**RECORDS FOR THIS TASK:**

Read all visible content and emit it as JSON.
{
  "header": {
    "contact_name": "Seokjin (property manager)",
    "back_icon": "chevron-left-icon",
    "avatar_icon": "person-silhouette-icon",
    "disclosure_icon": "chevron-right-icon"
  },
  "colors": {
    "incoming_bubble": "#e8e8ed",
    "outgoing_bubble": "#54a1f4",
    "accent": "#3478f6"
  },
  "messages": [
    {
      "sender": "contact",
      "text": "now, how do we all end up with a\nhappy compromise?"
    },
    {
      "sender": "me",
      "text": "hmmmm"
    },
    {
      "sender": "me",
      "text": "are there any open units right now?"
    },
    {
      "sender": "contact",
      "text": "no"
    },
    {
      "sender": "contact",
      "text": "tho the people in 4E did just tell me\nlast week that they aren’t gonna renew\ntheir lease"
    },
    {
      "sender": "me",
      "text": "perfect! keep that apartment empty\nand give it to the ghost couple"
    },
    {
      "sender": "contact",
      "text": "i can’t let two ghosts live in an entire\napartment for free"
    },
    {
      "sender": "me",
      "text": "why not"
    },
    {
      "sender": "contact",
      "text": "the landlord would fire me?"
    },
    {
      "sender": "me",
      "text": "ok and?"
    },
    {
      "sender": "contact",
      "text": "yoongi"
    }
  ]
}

**YOUR GOAL:** Track down every line holding the string "that" and copy it.

**COMPLETED TASK:**
      "text": "tho the people in 4E did just tell me\nlast week that they aren’t gonna renew\ntheir lease"
      "text": "perfect! keep that apartment empty\nand give it to the ghost couple"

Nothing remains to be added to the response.